Problem description: Reply with the count of lines holding "rivojlantirish", nothing more.

Source data:
-=-=-=-=-
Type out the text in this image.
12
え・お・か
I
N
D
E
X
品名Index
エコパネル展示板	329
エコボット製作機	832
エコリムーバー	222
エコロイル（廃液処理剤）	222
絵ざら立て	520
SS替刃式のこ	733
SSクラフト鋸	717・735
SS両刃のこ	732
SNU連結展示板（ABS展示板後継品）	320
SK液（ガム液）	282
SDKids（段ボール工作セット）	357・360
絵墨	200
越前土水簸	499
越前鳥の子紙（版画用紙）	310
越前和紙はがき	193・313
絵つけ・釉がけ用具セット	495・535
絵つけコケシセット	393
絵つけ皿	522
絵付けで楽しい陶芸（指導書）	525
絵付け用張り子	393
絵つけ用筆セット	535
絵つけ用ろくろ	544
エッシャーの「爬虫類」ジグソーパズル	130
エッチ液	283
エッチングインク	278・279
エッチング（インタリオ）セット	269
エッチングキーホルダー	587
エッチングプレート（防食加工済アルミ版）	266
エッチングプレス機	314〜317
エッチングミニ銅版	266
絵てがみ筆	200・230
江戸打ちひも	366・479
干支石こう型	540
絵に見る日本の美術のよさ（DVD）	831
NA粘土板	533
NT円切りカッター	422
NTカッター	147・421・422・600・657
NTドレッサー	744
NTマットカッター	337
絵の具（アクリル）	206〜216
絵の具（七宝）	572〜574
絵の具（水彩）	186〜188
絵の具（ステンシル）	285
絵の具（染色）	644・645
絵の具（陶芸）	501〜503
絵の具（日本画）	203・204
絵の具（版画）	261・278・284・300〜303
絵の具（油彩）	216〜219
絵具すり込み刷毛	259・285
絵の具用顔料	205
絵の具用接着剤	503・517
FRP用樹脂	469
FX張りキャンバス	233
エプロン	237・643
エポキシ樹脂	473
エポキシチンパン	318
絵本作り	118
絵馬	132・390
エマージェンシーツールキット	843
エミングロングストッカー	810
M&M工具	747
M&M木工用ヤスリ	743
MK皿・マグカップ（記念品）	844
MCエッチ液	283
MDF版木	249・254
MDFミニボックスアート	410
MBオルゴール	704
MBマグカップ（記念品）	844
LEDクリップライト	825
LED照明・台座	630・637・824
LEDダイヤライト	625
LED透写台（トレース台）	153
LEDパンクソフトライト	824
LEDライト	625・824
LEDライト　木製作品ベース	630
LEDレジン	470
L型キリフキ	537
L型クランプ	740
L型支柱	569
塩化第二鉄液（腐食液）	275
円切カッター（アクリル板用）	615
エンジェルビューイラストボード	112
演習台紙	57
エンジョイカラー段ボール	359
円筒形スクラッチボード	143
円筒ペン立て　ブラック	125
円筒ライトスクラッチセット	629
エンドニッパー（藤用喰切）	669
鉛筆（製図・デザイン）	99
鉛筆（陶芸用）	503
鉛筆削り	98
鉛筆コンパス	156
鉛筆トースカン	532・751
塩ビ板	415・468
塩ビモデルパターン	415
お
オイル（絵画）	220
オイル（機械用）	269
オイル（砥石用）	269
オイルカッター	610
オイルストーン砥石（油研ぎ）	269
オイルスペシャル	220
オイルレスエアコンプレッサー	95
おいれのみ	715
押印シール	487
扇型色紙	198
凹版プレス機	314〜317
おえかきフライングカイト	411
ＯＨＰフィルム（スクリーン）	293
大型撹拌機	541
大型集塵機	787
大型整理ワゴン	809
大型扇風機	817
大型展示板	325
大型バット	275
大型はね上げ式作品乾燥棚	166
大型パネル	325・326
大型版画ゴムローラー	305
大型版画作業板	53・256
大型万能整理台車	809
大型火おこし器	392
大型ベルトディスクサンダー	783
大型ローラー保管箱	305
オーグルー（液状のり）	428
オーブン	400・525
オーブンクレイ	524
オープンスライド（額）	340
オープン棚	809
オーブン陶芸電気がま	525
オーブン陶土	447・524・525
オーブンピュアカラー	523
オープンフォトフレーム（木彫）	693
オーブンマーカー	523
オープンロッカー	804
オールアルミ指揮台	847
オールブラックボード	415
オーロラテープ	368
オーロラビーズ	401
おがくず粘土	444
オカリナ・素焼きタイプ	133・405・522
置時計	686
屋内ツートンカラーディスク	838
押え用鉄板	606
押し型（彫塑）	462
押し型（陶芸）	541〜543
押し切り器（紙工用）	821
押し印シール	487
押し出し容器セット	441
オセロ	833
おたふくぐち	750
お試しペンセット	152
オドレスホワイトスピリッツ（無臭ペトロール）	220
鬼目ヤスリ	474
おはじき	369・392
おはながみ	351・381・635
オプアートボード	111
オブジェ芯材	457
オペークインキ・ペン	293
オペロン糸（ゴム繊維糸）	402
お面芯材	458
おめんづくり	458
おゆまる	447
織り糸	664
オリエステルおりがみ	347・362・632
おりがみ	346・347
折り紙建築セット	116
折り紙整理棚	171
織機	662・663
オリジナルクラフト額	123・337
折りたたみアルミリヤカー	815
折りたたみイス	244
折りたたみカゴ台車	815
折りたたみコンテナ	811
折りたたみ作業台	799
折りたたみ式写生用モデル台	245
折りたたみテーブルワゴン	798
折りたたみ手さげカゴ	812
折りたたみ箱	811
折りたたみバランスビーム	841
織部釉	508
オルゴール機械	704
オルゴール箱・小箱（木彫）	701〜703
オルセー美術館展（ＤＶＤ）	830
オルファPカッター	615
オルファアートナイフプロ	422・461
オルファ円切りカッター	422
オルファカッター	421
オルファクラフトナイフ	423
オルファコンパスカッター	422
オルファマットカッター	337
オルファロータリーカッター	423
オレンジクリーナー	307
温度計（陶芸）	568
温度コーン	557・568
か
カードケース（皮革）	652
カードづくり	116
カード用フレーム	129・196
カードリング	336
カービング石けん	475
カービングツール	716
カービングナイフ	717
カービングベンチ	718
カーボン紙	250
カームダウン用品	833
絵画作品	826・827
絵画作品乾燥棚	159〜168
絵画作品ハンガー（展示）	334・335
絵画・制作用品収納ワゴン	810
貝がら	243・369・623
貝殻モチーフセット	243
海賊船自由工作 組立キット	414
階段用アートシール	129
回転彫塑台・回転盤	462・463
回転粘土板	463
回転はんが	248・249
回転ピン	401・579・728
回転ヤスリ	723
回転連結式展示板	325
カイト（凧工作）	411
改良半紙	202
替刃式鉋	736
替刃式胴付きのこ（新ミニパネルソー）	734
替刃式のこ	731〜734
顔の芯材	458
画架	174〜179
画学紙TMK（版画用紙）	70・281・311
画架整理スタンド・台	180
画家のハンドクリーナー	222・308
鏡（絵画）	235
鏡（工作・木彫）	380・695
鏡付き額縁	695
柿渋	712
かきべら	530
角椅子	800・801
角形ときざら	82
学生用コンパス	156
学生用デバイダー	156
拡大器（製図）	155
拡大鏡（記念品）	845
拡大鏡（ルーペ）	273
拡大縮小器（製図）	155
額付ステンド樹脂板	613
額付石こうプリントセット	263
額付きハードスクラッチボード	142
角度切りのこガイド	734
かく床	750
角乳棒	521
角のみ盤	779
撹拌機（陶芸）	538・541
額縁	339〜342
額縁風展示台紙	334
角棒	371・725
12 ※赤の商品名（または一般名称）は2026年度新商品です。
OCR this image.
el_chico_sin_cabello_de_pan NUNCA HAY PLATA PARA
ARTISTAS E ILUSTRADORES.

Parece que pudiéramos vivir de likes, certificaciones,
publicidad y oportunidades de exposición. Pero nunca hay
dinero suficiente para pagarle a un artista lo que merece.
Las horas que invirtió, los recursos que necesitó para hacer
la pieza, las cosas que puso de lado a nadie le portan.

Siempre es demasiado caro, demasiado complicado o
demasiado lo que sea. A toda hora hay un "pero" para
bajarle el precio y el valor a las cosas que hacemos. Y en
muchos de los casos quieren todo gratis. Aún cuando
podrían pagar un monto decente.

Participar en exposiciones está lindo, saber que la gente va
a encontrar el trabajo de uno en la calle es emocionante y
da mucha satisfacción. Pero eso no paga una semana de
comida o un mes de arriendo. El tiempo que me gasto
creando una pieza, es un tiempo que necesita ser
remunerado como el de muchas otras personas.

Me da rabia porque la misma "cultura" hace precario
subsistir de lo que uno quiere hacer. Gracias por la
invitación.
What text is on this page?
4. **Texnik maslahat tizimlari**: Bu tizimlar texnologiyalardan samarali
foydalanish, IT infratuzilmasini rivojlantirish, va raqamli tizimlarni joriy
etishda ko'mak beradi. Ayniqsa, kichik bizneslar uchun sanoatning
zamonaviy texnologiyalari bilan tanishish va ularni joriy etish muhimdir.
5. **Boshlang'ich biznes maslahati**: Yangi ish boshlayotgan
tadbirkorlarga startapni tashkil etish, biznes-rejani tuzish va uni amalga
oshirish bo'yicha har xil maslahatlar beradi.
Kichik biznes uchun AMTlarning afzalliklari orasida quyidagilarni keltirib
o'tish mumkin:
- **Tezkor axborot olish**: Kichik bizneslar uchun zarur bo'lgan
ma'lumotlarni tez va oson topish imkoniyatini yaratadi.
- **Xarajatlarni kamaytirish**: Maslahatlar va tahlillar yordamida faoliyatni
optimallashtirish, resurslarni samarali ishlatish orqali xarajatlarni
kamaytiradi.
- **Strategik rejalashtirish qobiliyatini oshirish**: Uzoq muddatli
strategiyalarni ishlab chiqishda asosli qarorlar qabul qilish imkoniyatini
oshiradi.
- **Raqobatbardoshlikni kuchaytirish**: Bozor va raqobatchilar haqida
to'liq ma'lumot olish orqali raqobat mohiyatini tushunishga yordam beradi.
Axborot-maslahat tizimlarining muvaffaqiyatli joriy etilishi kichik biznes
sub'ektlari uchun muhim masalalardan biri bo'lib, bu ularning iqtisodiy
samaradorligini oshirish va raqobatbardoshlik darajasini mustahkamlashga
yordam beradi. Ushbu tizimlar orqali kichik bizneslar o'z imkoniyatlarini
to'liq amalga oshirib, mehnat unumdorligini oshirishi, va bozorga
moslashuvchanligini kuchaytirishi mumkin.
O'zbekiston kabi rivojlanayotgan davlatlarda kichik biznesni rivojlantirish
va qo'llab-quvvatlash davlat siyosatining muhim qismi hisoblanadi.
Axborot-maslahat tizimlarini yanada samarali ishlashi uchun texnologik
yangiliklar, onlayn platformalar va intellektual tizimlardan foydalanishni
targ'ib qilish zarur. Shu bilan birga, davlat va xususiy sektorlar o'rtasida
-=-=-=-=-
Result of the task: 2